What is required –
Are you able to retype all the records below exactly?

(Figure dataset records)
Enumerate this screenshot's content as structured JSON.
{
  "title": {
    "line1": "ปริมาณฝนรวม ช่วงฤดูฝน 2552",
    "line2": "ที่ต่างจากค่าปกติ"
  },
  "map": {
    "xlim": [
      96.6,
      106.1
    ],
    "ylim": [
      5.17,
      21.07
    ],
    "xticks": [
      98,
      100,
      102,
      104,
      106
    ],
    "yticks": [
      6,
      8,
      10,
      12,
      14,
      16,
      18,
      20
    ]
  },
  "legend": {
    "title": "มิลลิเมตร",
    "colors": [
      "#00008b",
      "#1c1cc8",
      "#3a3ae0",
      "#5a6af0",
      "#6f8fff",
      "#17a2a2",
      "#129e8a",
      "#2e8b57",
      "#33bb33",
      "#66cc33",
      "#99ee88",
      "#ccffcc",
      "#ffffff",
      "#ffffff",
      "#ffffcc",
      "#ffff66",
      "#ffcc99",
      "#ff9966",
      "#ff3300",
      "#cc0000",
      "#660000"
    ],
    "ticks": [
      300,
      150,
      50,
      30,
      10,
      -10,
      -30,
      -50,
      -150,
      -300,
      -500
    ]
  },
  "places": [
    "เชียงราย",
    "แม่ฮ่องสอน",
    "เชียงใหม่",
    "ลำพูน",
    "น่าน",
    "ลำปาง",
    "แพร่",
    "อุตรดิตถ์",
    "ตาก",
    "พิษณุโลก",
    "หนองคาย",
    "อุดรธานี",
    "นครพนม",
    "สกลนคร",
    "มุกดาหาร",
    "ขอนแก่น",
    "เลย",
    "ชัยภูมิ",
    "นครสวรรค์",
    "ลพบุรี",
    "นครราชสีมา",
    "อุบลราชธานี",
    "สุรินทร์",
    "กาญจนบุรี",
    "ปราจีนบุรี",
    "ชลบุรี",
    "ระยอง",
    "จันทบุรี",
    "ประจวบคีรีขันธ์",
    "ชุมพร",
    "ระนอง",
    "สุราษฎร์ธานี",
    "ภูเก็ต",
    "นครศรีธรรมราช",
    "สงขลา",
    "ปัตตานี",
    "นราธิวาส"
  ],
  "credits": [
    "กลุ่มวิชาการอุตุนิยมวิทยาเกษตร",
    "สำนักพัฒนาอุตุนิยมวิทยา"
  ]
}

Completed exercise –
Enumerate this screenshot's content as structured JSON.
{
  "title": {
    "line1": "ปริมาณฝนรวม ช่วงฤดูฝน 2552",
    "line2": "ที่ต่างจากค่าปกติ"
  },
  "map": {
    "xlim": [
      96.6,
      106.1
    ],
    "ylim": [
      5.17,
      21.07
    ],
    "xticks": [
      98,
      100,
      102,
      104,
      106
    ],
    "yticks": [
      6,
      8,
      10,
      12,
      14,
      16,
      18,
      20
    ]
  },
  "legend": {
    "title": "มิลลิเมตร",
    "colors": [
      "#00008b",
      "#1c1cc8",
      "#3a3ae0",
      "#5a6af0",
      "#6f8fff",
      "#17a2a2",
      "#129e8a",
      "#2e8b57",
      "#33bb33",
      "#66cc33",
      "#99ee88",
      "#ccffcc",
      "#ffffff",
      "#ffffff",
      "#ffffcc",
      "#ffff66",
      "#ffcc99",
      "#ff9966",
      "#ff3300",
      "#cc0000",
      "#660000"
    ],
    "ticks": [
      300,
      150,
      50,
      30,
      10,
      -10,
      -30,
      -50,
      -150,
      -300,
      -500
    ]
  },
  "places": [
    "เชียงราย",
    "แม่ฮ่องสอน",
    "เชียงใหม่",
    "ลำพูน",
    "น่าน",
    "ลำปาง",
    "แพร่",
    "อุตรดิตถ์",
    "ตาก",
    "พิษณุโลก",
    "หนองคาย",
    "อุดรธานี",
    "นครพนม",
    "สกลนคร",
    "มุกดาหาร",
    "ขอนแก่น",
    "เลย",
    "ชัยภูมิ",
    "นครสวรรค์",
    "ลพบุรี",
    "นครราชสีมา",
    "อุบลราชธานี",
    "สุรินทร์",
    "กาญจนบุรี",
    "ปราจีนบุรี",
    "ชลบุรี",
    "ระยอง",
    "จันทบุรี",
    "ประจวบคีรีขันธ์",
    "ชุมพร",
    "ระนอง",
    "สุราษฎร์ธานี",
    "ภูเก็ต",
    "นครศรีธรรมราช",
    "สงขลา",
    "ปัตตานี",
    "นราธิวาส"
  ],
  "credits": [
    "กลุ่มวิชาการอุตุนิยมวิทยาเกษตร",
    "สำนักพัฒนาอุตุนิยมวิทยา"
  ]
}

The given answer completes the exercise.